● **EXERCISE TASK**: Scan the data below. Pull out each line where "content" occurs.

++++ MATERIAL FOR THIS EXERCISE ++++

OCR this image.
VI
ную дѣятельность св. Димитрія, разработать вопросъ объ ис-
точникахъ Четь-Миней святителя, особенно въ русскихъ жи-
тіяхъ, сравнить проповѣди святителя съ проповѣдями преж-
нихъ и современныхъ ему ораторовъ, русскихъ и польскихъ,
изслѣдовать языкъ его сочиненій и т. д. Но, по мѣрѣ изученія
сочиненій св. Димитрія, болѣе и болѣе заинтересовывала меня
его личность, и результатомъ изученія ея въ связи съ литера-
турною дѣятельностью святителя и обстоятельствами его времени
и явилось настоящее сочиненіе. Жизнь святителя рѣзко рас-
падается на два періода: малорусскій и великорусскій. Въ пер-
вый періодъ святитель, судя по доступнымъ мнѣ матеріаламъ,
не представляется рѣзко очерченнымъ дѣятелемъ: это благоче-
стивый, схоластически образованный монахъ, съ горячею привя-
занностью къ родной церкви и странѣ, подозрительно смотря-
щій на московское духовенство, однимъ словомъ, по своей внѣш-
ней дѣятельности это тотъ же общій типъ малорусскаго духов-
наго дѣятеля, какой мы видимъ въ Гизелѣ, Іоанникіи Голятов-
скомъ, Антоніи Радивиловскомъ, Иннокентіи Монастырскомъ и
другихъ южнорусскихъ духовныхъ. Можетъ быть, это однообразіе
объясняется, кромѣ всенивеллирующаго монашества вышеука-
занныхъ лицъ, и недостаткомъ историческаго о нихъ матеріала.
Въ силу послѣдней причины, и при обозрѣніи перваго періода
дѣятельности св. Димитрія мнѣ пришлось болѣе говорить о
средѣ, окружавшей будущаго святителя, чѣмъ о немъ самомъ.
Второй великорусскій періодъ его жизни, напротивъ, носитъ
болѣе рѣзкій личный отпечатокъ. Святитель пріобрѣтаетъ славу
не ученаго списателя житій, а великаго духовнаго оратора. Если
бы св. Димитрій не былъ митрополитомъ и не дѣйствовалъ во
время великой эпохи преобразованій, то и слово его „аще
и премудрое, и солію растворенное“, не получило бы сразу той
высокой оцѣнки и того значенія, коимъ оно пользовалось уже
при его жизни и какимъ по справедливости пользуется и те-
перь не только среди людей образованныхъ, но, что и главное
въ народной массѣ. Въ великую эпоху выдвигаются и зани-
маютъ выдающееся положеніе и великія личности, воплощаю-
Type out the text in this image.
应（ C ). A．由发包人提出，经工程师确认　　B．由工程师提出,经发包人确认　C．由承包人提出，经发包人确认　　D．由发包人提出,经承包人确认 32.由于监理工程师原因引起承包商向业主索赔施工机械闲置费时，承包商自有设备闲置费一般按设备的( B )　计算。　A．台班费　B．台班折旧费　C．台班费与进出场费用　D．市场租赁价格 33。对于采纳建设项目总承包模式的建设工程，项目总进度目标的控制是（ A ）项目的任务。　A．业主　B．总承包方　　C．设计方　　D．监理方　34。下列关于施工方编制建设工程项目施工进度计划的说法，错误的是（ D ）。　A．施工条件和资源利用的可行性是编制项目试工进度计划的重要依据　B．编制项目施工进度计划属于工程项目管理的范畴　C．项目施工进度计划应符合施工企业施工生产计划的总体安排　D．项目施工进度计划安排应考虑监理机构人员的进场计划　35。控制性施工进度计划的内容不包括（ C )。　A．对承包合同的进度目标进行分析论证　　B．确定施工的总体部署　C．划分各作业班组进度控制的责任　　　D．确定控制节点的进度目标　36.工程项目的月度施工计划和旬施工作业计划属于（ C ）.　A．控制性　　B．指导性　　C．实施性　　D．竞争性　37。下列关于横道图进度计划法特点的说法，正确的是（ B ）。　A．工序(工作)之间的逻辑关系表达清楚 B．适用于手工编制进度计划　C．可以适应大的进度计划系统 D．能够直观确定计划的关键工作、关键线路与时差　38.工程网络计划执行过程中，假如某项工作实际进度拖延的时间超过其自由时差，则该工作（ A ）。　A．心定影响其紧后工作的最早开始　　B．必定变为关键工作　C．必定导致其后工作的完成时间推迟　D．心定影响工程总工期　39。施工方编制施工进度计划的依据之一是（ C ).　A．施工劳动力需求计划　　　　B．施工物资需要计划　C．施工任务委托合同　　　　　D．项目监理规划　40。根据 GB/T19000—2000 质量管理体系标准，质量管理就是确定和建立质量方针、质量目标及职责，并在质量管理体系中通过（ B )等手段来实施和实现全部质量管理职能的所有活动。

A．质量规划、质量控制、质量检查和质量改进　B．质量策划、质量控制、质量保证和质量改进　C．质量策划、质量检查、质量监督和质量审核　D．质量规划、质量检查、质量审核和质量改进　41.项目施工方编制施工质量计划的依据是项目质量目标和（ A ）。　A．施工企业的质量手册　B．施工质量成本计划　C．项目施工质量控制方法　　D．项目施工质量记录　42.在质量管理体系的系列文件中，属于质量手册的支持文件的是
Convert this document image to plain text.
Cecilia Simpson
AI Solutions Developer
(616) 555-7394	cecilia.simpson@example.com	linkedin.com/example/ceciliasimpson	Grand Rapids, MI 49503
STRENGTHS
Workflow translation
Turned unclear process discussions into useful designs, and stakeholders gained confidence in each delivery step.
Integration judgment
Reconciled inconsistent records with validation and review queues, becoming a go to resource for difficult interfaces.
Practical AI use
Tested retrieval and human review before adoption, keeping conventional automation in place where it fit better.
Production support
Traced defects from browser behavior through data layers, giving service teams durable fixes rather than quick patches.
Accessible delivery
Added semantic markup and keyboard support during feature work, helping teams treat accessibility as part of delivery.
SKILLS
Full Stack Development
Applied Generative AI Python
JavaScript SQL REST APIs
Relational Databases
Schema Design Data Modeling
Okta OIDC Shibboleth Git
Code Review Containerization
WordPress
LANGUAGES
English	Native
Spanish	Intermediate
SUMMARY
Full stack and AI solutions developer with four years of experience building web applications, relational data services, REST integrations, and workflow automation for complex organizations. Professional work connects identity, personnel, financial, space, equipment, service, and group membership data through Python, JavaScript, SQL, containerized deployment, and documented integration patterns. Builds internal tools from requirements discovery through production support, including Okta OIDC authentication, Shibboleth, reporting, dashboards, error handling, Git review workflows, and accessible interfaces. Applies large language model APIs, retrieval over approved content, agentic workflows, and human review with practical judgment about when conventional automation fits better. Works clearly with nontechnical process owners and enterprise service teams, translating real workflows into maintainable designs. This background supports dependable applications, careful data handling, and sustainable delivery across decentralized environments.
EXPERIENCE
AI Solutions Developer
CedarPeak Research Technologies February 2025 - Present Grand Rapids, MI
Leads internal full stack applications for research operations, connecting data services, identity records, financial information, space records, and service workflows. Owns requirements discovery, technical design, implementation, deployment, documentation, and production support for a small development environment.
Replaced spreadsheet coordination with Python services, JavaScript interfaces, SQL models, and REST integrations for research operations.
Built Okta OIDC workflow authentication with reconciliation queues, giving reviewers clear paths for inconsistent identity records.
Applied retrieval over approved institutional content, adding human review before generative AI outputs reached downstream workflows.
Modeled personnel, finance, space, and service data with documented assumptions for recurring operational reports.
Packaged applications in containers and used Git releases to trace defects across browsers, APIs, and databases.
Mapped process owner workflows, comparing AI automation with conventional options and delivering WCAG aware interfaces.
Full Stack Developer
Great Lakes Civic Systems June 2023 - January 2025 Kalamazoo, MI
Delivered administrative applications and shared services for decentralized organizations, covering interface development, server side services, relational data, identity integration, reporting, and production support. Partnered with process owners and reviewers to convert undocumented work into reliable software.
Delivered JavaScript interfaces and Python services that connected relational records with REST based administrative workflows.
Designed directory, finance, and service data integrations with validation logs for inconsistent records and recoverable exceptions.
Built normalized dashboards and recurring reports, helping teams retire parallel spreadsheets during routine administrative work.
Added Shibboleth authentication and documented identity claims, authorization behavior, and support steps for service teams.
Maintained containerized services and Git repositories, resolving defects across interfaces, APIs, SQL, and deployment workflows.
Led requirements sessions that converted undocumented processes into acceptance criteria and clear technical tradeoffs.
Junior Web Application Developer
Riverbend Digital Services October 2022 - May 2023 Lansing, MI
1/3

++++

● **FINISHED ANSWER**:
Full stack and AI solutions developer with four years of experience building web applications, relational data services, REST integrations, and workflow automation for complex organizations. Professional work connects identity, personnel, financial, space, equipment, service, and group membership data through Python, JavaScript, SQL, containerized deployment, and documented integration patterns. Builds internal tools from requirements discovery through production support, including Okta OIDC authentication, Shibboleth, reporting, dashboards, error handling, Git review workflows, and accessible interfaces. Applies large language model APIs, retrieval over approved content, agentic workflows, and human review with practical judgment about when conventional automation fits better. Works clearly with nontechnical process owners and enterprise service teams, translating real workflows into maintainable designs. This background supports dependable applications, careful data handling, and sustainable delivery across decentralized environments.
Applied retrieval over approved institutional content, adding human review before generative AI outputs reached downstream workflows.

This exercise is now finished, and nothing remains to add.